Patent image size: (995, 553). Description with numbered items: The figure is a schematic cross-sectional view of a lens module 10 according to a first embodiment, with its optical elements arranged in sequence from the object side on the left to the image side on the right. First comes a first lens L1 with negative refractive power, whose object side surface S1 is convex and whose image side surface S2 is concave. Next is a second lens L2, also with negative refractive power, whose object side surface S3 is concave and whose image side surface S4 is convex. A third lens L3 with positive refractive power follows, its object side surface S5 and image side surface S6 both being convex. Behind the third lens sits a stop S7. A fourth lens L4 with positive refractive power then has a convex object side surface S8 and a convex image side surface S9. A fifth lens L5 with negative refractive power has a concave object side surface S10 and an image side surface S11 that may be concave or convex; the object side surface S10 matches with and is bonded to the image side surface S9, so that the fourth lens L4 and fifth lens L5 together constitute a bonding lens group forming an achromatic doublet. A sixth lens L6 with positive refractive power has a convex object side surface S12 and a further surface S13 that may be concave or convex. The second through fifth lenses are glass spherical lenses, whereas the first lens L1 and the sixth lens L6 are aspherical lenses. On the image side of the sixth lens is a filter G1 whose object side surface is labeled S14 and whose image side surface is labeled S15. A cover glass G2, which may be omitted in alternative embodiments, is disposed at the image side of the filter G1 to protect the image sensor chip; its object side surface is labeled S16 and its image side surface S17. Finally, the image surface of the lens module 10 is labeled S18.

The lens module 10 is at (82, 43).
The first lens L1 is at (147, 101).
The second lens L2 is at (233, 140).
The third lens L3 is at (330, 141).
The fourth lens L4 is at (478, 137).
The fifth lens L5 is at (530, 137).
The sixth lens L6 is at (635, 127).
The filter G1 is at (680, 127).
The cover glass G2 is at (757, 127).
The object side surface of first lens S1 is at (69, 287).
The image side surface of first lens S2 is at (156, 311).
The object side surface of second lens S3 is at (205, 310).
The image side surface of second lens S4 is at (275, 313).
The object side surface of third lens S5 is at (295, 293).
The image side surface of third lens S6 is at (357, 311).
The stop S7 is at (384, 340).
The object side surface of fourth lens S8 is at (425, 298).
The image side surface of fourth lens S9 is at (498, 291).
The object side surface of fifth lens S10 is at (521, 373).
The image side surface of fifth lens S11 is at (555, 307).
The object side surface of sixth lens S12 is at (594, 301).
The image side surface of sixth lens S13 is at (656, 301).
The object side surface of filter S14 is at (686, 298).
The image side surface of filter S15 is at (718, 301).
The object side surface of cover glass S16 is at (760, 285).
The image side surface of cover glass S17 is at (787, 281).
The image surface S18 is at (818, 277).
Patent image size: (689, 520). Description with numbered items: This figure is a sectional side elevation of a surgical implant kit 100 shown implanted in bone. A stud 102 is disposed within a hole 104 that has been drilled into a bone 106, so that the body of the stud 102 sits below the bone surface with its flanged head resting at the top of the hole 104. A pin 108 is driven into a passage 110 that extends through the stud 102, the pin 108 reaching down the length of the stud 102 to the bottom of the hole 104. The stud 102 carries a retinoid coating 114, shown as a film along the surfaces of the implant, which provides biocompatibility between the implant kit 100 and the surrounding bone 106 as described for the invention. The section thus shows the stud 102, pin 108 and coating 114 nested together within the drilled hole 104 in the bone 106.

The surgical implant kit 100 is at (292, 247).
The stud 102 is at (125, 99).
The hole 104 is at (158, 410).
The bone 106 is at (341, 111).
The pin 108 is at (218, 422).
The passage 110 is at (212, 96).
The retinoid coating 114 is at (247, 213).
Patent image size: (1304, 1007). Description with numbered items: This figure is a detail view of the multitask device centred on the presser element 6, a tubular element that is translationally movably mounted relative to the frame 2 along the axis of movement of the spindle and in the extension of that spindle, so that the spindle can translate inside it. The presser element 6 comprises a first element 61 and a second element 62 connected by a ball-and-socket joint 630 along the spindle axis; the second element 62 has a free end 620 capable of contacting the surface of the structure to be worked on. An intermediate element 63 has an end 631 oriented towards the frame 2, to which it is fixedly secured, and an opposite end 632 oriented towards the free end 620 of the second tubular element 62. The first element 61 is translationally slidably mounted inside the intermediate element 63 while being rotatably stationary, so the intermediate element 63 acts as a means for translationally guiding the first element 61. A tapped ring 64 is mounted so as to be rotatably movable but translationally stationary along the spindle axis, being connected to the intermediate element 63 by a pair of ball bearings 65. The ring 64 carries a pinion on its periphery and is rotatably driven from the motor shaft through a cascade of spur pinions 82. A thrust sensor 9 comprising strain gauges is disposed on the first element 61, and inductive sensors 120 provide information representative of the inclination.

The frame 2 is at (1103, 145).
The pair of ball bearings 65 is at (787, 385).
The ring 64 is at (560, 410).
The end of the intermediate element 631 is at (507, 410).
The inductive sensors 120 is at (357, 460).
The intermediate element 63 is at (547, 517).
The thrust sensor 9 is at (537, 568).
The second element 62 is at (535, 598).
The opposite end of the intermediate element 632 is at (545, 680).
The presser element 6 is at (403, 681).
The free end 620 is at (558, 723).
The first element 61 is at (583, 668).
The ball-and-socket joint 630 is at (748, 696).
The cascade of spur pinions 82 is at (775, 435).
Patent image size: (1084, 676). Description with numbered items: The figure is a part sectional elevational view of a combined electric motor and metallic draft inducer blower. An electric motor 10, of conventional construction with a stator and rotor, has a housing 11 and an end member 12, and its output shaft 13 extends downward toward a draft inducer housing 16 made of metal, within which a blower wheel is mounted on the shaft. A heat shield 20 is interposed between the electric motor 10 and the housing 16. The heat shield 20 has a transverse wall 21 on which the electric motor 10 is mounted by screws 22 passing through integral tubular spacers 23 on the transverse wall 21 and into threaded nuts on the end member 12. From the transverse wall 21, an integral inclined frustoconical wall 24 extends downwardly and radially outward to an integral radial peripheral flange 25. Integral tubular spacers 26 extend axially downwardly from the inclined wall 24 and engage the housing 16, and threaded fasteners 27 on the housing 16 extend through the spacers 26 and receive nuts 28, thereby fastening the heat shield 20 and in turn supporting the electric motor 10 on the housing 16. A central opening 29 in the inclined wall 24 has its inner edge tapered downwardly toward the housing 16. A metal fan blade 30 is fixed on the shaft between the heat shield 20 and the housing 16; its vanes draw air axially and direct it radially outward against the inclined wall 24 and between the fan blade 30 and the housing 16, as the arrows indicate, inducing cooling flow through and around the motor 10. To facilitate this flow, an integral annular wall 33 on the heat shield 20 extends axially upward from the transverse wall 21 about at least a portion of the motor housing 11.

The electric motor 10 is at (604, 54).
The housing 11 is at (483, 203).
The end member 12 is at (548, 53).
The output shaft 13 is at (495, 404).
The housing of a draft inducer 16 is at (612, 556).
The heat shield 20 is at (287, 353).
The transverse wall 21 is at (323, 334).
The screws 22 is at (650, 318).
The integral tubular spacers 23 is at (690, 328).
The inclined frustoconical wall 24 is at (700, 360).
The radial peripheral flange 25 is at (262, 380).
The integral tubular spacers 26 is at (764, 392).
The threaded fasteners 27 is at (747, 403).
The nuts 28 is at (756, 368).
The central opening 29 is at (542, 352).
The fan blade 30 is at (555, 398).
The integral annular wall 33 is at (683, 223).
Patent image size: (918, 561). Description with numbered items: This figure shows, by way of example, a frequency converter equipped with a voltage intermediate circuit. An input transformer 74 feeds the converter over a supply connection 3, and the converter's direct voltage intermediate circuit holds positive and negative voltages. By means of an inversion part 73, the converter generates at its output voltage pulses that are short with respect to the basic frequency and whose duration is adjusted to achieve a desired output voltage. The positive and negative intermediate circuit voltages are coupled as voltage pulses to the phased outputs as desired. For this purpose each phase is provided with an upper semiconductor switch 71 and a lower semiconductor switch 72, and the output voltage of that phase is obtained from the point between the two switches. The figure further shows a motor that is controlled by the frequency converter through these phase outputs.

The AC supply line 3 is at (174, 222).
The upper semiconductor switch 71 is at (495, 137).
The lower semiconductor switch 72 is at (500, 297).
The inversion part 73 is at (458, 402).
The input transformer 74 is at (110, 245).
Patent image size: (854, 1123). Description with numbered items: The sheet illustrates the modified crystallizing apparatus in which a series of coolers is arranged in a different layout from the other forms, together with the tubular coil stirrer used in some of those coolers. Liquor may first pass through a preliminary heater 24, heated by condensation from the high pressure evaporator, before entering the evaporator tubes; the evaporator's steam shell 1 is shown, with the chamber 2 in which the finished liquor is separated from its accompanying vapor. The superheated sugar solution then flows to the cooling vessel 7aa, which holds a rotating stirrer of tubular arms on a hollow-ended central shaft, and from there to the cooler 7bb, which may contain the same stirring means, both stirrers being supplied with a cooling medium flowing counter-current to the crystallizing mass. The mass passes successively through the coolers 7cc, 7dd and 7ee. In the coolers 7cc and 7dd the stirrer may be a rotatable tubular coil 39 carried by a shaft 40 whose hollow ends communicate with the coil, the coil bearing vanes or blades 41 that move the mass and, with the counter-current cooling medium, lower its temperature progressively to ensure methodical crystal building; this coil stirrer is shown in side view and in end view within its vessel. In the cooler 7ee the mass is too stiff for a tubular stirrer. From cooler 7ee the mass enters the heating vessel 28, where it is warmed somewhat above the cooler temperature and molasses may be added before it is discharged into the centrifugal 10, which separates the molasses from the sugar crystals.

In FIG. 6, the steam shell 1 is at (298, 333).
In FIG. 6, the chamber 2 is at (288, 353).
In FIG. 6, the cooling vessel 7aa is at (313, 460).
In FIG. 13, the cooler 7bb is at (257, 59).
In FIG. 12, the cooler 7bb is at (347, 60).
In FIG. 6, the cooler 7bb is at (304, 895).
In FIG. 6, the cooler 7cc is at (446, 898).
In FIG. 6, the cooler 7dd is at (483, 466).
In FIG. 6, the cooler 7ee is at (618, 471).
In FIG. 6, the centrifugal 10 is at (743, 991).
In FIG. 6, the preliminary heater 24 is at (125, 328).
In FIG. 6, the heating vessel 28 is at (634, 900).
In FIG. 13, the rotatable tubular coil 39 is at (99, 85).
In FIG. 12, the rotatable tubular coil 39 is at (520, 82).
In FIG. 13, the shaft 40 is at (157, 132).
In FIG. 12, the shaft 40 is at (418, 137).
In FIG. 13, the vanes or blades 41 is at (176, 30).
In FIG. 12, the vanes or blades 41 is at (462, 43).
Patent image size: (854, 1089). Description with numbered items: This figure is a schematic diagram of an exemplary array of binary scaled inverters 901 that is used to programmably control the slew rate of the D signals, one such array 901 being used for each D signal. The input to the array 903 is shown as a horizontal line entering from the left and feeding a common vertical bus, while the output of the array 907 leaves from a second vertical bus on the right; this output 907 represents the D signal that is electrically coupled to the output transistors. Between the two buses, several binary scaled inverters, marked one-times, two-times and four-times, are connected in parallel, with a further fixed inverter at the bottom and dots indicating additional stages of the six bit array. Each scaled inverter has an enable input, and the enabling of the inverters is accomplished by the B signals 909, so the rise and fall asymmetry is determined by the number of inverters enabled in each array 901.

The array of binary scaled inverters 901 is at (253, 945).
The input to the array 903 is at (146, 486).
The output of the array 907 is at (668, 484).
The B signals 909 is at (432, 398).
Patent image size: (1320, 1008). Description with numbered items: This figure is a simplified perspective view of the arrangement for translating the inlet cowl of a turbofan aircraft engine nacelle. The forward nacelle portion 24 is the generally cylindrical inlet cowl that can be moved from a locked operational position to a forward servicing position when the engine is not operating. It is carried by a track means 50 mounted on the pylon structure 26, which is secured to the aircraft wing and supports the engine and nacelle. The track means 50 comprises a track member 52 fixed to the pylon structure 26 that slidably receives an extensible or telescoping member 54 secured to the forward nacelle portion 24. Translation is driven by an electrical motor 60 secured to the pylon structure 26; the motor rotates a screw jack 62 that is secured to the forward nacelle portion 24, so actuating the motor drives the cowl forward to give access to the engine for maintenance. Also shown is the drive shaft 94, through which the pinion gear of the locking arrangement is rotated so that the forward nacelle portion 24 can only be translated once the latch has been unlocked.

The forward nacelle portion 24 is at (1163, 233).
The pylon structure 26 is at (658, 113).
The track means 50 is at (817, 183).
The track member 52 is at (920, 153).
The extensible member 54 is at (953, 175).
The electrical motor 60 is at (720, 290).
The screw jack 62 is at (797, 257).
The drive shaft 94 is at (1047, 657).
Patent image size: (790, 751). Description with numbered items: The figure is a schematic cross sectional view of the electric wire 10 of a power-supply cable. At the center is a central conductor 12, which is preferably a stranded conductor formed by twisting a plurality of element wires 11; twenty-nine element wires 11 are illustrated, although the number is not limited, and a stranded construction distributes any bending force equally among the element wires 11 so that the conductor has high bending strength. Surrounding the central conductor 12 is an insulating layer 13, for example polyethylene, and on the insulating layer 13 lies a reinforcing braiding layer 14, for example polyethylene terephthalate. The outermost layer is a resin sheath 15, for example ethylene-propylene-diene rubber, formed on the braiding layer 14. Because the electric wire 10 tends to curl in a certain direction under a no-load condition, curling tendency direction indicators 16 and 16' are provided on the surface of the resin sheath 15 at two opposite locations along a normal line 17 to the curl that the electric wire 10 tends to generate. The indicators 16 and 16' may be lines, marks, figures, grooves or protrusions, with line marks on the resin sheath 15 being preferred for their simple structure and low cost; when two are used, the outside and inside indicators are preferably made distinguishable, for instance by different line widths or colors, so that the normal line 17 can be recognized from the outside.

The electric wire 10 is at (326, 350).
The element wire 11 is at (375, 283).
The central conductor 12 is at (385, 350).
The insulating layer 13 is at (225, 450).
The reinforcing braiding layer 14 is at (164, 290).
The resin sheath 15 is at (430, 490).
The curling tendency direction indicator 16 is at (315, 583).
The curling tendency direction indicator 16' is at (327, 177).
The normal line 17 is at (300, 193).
- - - - - - -
- EXERCISE INSTRUCTIONS:
Retype the records exactly, starting at the line that contains "Patent image size: (918, 561)." and ending at the line that contains "The input transformer 74 is at (110, 245).", both lines included.

- SOLUTION FOR THIS PROBLEM:
Patent image size: (918, 561). Description with numbered items: This figure shows, by way of example, a frequency converter equipped with a voltage intermediate circuit. An input transformer 74 feeds the converter over a supply connection 3, and the converter's direct voltage intermediate circuit holds positive and negative voltages. By means of an inversion part 73, the converter generates at its output voltage pulses that are short with respect to the basic frequency and whose duration is adjusted to achieve a desired output voltage. The positive and negative intermediate circuit voltages are coupled as voltage pulses to the phased outputs as desired. For this purpose each phase is provided with an upper semiconductor switch 71 and a lower semiconductor switch 72, and the output voltage of that phase is obtained from the point between the two switches. The figure further shows a motor that is controlled by the frequency converter through these phase outputs.

The AC supply line 3 is at (174, 222).
The upper semiconductor switch 71 is at (495, 137).
The lower semiconductor switch 72 is at (500, 297).
The inversion part 73 is at (458, 402).
The input transformer 74 is at (110, 245).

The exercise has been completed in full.